Only the number is needed: how many lines contain the word "Grande"?

(Figure content listings)
—————

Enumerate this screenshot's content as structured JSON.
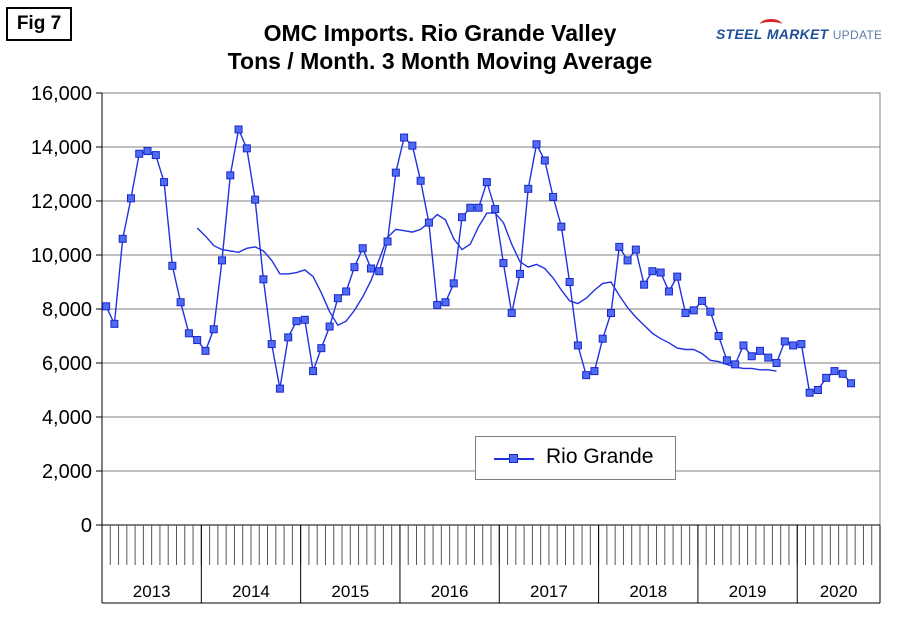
{
  "figure_label": "Fig 7",
  "logo": {
    "steel": "STEEL",
    "market": "MARKET",
    "update": "UPDATE"
  },
  "colors": {
    "series": "#2231e0",
    "marker_fill": "#4f6cf5",
    "grid": "#808080",
    "plot_bg": "#ffffff"
  },
  "chart_data": {
    "type": "line",
    "title_line1": "OMC Imports. Rio Grande Valley",
    "title_line2": "Tons / Month. 3 Month Moving Average",
    "xlabel": "",
    "ylabel": "",
    "ylim": [
      0,
      16000
    ],
    "yticks": [
      "0",
      "2,000",
      "4,000",
      "6,000",
      "8,000",
      "10,000",
      "12,000",
      "14,000",
      "16,000"
    ],
    "ytick_values": [
      0,
      2000,
      4000,
      6000,
      8000,
      10000,
      12000,
      14000,
      16000
    ],
    "x_groups": [
      "2013",
      "2014",
      "2015",
      "2016",
      "2017",
      "2018",
      "2019",
      "2020"
    ],
    "months_total": 94,
    "grid": "horizontal",
    "legend": {
      "position": "lower-center",
      "entries": [
        "Rio Grande"
      ]
    },
    "series": [
      {
        "name": "Rio Grande",
        "marker": "square",
        "start": "2013-01",
        "values": [
          8100,
          7450,
          10600,
          12100,
          13750,
          13850,
          13700,
          12700,
          9600,
          8250,
          7100,
          6850,
          6450,
          7250,
          9800,
          12950,
          14650,
          13950,
          12050,
          9100,
          6700,
          5050,
          6950,
          7550,
          7600,
          5700,
          6550,
          7350,
          8400,
          8650,
          9550,
          10250,
          9500,
          9400,
          10500,
          13050,
          14350,
          14050,
          12750,
          11200,
          8150,
          8250,
          8950,
          11400,
          11750,
          11750,
          12700,
          11700,
          9700,
          7850,
          9300,
          12450,
          14100,
          13500,
          12150,
          11050,
          9000,
          6650,
          5550,
          5700,
          6900,
          7850,
          10300,
          9800,
          10200,
          8900,
          9400,
          9350,
          8650,
          9200,
          7850,
          7950,
          8300,
          7900,
          7000,
          6100,
          5950,
          6650,
          6250,
          6450,
          6200,
          6000,
          6800,
          6650,
          6700,
          4900,
          5000,
          5450,
          5700,
          5600,
          5250
        ]
      },
      {
        "name": "",
        "marker": "none",
        "start": "2013-12",
        "values": [
          11000,
          10700,
          10350,
          10200,
          10150,
          10100,
          10250,
          10300,
          10150,
          9800,
          9300,
          9300,
          9350,
          9450,
          9200,
          8600,
          7900,
          7400,
          7550,
          7950,
          8450,
          9050,
          9850,
          10650,
          10950,
          10900,
          10850,
          10950,
          11200,
          11500,
          11300,
          10600,
          10200,
          10400,
          11050,
          11550,
          11550,
          11200,
          10400,
          9750,
          9550,
          9650,
          9500,
          9150,
          8700,
          8300,
          8200,
          8400,
          8700,
          8950,
          9000,
          8500,
          8050,
          7700,
          7400,
          7100,
          6900,
          6750,
          6550,
          6500,
          6500,
          6350,
          6100,
          6050,
          5950,
          5850,
          5800,
          5800,
          5750,
          5750,
          5700
        ]
      }
    ]
  }
}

—————

:: Task output ::
3